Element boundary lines
::::::::

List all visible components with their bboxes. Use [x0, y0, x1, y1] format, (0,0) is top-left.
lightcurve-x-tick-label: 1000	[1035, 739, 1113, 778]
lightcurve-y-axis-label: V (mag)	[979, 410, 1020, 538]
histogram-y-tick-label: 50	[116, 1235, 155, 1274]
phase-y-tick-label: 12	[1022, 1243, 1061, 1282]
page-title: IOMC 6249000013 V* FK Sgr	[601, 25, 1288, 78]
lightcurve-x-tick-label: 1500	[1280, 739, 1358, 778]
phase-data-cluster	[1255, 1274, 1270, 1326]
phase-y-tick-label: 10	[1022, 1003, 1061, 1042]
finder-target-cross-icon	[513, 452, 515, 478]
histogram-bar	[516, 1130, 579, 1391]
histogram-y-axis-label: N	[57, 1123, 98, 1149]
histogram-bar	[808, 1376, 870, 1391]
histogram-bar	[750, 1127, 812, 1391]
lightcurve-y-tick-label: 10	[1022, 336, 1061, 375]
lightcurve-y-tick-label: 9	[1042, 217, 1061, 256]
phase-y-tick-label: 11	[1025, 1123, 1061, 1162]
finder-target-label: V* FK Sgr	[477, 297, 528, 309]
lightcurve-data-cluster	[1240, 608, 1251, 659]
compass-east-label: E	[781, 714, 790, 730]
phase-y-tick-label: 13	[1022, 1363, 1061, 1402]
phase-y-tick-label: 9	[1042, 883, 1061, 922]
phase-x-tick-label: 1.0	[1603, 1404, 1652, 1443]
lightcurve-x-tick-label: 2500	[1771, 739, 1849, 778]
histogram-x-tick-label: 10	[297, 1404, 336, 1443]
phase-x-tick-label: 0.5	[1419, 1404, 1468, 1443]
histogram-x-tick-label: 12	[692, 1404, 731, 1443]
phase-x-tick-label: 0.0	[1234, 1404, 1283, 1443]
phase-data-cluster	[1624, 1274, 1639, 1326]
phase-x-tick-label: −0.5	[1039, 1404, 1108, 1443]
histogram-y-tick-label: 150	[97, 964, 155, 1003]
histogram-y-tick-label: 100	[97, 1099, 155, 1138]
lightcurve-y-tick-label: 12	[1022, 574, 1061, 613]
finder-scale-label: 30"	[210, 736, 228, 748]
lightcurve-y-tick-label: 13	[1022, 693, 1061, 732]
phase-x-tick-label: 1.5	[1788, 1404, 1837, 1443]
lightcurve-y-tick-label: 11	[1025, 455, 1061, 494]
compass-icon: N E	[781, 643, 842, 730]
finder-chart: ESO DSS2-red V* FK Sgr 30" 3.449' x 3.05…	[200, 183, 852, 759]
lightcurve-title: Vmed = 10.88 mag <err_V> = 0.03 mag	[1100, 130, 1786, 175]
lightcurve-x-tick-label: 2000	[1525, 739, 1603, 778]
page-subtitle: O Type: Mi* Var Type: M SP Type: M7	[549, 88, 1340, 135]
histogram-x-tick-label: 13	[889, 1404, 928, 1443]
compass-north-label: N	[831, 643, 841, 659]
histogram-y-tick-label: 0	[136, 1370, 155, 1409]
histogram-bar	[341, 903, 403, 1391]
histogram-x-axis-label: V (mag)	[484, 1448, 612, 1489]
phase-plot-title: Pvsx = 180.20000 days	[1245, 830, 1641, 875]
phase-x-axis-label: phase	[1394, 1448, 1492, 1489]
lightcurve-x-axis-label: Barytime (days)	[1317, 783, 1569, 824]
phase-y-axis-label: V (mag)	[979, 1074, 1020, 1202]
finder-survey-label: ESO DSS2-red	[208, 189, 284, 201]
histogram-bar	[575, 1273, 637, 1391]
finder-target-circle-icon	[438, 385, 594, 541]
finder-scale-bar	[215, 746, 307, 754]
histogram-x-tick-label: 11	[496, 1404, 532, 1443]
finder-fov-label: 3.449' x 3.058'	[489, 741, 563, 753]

::::::::

#### TASK TO COMPLETE:
Reproduce the lines exactly, from the first one through the line that contains "1235, 155, 1274]", with both ends included.

#### SOLUTION TO THIS PROBLEM:
List all visible components with their bboxes. Use [x0, y0, x1, y1] format, (0,0) is top-left.
lightcurve-x-tick-label: 1000	[1035, 739, 1113, 778]
lightcurve-y-axis-label: V (mag)	[979, 410, 1020, 538]
histogram-y-tick-label: 50	[116, 1235, 155, 1274]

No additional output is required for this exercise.